* Exercise brief:
Please restate the following records word for word.

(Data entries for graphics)

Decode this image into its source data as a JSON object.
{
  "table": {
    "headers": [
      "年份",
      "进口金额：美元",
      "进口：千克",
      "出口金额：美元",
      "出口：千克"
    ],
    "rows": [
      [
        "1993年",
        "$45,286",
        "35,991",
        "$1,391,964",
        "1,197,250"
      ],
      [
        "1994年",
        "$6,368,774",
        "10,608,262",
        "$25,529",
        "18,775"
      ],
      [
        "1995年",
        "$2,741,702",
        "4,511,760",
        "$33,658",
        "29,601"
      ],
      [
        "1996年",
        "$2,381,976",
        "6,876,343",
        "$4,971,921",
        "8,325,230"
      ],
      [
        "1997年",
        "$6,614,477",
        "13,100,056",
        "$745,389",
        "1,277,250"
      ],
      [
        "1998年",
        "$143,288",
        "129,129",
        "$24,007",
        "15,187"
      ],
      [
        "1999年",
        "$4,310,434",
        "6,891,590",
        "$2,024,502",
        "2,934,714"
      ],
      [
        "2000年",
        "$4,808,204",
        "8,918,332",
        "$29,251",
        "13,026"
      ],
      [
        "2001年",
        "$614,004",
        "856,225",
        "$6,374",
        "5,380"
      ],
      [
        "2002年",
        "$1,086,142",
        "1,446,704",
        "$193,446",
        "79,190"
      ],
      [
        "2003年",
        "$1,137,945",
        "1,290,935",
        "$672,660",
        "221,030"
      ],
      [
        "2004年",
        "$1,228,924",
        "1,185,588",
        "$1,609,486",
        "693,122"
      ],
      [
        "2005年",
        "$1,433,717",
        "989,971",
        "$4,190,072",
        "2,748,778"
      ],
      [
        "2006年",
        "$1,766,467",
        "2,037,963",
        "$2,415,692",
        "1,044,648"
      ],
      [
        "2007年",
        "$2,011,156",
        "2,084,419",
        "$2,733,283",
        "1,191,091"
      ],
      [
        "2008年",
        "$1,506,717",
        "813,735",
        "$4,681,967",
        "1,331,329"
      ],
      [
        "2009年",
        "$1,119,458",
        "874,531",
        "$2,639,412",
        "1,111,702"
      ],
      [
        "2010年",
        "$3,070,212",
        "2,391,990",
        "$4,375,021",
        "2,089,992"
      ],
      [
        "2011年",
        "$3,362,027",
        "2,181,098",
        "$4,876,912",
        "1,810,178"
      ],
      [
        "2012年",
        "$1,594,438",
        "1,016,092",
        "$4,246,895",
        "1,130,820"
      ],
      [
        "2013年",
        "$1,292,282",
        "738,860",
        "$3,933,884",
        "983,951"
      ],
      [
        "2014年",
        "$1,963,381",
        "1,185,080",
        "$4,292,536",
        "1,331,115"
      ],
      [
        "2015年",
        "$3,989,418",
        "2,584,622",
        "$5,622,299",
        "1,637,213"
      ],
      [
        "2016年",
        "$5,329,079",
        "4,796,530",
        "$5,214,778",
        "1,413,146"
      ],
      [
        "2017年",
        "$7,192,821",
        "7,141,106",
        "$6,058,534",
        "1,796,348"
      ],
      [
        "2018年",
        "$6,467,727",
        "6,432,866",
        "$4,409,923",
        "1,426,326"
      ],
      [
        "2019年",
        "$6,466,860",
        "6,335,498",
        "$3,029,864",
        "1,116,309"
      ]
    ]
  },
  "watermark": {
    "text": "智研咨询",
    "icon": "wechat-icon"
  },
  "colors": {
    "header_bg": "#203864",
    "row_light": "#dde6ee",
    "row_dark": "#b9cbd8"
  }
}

* Output of the task:
Decode this image into its source data as a JSON object.
{
  "table": {
    "headers": [
      "年份",
      "进口金额：美元",
      "进口：千克",
      "出口金额：美元",
      "出口：千克"
    ],
    "rows": [
      [
        "1993年",
        "$45,286",
        "35,991",
        "$1,391,964",
        "1,197,250"
      ],
      [
        "1994年",
        "$6,368,774",
        "10,608,262",
        "$25,529",
        "18,775"
      ],
      [
        "1995年",
        "$2,741,702",
        "4,511,760",
        "$33,658",
        "29,601"
      ],
      [
        "1996年",
        "$2,381,976",
        "6,876,343",
        "$4,971,921",
        "8,325,230"
      ],
      [
        "1997年",
        "$6,614,477",
        "13,100,056",
        "$745,389",
        "1,277,250"
      ],
      [
        "1998年",
        "$143,288",
        "129,129",
        "$24,007",
        "15,187"
      ],
      [
        "1999年",
        "$4,310,434",
        "6,891,590",
        "$2,024,502",
        "2,934,714"
      ],
      [
        "2000年",
        "$4,808,204",
        "8,918,332",
        "$29,251",
        "13,026"
      ],
      [
        "2001年",
        "$614,004",
        "856,225",
        "$6,374",
        "5,380"
      ],
      [
        "2002年",
        "$1,086,142",
        "1,446,704",
        "$193,446",
        "79,190"
      ],
      [
        "2003年",
        "$1,137,945",
        "1,290,935",
        "$672,660",
        "221,030"
      ],
      [
        "2004年",
        "$1,228,924",
        "1,185,588",
        "$1,609,486",
        "693,122"
      ],
      [
        "2005年",
        "$1,433,717",
        "989,971",
        "$4,190,072",
        "2,748,778"
      ],
      [
        "2006年",
        "$1,766,467",
        "2,037,963",
        "$2,415,692",
        "1,044,648"
      ],
      [
        "2007年",
        "$2,011,156",
        "2,084,419",
        "$2,733,283",
        "1,191,091"
      ],
      [
        "2008年",
        "$1,506,717",
        "813,735",
        "$4,681,967",
        "1,331,329"
      ],
      [
        "2009年",
        "$1,119,458",
        "874,531",
        "$2,639,412",
        "1,111,702"
      ],
      [
        "2010年",
        "$3,070,212",
        "2,391,990",
        "$4,375,021",
        "2,089,992"
      ],
      [
        "2011年",
        "$3,362,027",
        "2,181,098",
        "$4,876,912",
        "1,810,178"
      ],
      [
        "2012年",
        "$1,594,438",
        "1,016,092",
        "$4,246,895",
        "1,130,820"
      ],
      [
        "2013年",
        "$1,292,282",
        "738,860",
        "$3,933,884",
        "983,951"
      ],
      [
        "2014年",
        "$1,963,381",
        "1,185,080",
        "$4,292,536",
        "1,331,115"
      ],
      [
        "2015年",
        "$3,989,418",
        "2,584,622",
        "$5,622,299",
        "1,637,213"
      ],
      [
        "2016年",
        "$5,329,079",
        "4,796,530",
        "$5,214,778",
        "1,413,146"
      ],
      [
        "2017年",
        "$7,192,821",
        "7,141,106",
        "$6,058,534",
        "1,796,348"
      ],
      [
        "2018年",
        "$6,467,727",
        "6,432,866",
        "$4,409,923",
        "1,426,326"
      ],
      [
        "2019年",
        "$6,466,860",
        "6,335,498",
        "$3,029,864",
        "1,116,309"
      ]
    ]
  },
  "watermark": {
    "text": "智研咨询",
    "icon": "wechat-icon"
  },
  "colors": {
    "header_bg": "#203864",
    "row_light": "#dde6ee",
    "row_dark": "#b9cbd8"
  }
}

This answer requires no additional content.